[start]

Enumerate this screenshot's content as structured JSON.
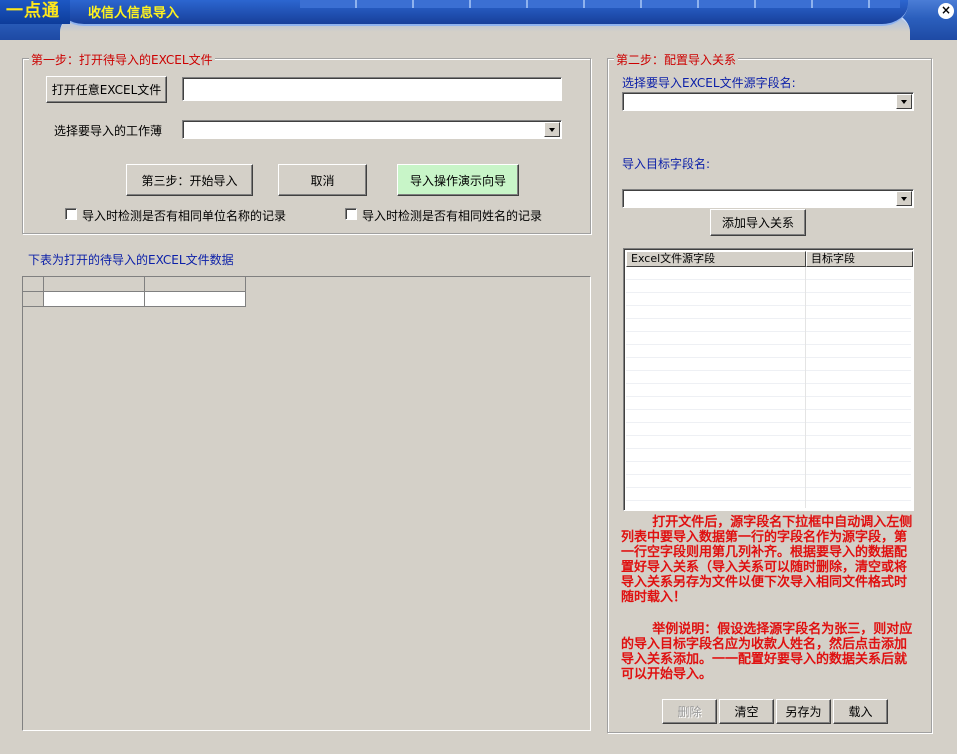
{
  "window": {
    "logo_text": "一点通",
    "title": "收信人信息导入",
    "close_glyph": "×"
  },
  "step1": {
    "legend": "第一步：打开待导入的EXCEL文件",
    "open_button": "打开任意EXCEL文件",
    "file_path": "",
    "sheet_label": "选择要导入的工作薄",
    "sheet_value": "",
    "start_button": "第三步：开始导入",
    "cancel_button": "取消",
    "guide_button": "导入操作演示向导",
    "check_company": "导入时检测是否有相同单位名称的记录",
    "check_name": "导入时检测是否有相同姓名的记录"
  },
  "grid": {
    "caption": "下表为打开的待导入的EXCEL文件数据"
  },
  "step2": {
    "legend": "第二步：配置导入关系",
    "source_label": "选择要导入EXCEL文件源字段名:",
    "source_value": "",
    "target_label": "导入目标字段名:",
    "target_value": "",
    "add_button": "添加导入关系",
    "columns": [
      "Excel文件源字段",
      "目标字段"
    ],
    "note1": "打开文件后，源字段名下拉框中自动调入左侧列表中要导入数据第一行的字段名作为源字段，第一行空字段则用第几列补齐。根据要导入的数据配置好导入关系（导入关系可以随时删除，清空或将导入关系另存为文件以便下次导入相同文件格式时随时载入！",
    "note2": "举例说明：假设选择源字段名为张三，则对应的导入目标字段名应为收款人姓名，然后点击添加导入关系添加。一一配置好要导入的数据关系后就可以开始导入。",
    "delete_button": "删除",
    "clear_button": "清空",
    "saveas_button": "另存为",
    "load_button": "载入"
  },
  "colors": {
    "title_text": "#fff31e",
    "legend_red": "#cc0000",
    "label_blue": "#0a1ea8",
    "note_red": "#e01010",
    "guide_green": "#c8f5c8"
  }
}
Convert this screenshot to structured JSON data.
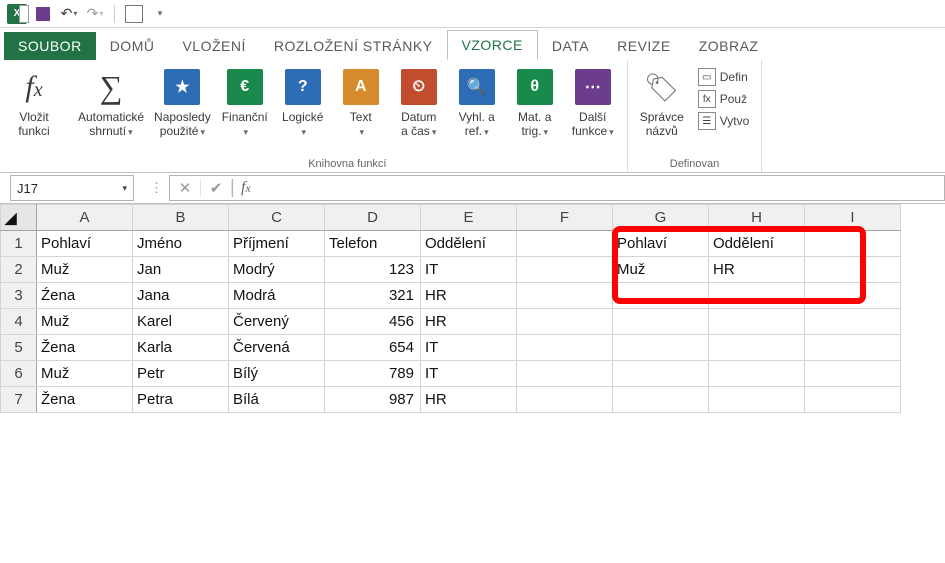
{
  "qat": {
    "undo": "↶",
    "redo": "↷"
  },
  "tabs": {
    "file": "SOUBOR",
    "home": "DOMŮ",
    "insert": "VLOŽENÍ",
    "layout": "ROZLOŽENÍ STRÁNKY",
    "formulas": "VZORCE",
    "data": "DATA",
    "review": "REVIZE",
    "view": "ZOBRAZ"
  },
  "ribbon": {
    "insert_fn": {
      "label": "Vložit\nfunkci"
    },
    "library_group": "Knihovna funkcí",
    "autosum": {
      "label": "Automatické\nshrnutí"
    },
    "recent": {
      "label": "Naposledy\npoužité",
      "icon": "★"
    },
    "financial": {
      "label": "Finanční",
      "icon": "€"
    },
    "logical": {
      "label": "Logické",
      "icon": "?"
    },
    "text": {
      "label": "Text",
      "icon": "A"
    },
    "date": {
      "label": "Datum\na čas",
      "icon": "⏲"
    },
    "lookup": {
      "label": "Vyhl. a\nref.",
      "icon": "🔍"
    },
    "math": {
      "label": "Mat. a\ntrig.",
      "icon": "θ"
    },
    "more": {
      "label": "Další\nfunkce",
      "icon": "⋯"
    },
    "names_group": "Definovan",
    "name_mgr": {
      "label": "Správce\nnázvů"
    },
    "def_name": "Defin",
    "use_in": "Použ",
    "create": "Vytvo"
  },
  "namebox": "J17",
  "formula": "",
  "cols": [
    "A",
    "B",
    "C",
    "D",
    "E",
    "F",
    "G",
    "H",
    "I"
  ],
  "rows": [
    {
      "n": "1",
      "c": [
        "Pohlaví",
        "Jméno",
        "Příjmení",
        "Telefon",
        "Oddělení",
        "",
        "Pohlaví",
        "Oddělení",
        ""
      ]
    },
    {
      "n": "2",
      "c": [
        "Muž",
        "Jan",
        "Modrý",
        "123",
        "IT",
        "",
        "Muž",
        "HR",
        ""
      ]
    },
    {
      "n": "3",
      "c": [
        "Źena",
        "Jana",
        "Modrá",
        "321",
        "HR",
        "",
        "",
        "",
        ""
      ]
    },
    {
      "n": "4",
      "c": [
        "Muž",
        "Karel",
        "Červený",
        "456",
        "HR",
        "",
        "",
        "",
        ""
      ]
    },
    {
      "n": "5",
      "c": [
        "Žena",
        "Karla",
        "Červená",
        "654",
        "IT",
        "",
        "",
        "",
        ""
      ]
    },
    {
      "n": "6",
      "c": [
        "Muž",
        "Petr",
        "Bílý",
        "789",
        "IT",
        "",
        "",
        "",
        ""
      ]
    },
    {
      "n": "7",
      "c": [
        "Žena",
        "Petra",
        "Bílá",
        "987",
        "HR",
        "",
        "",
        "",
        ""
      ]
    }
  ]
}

[end]

Count each line of the entries that holds the word "structured", then state the total and nothing more.

2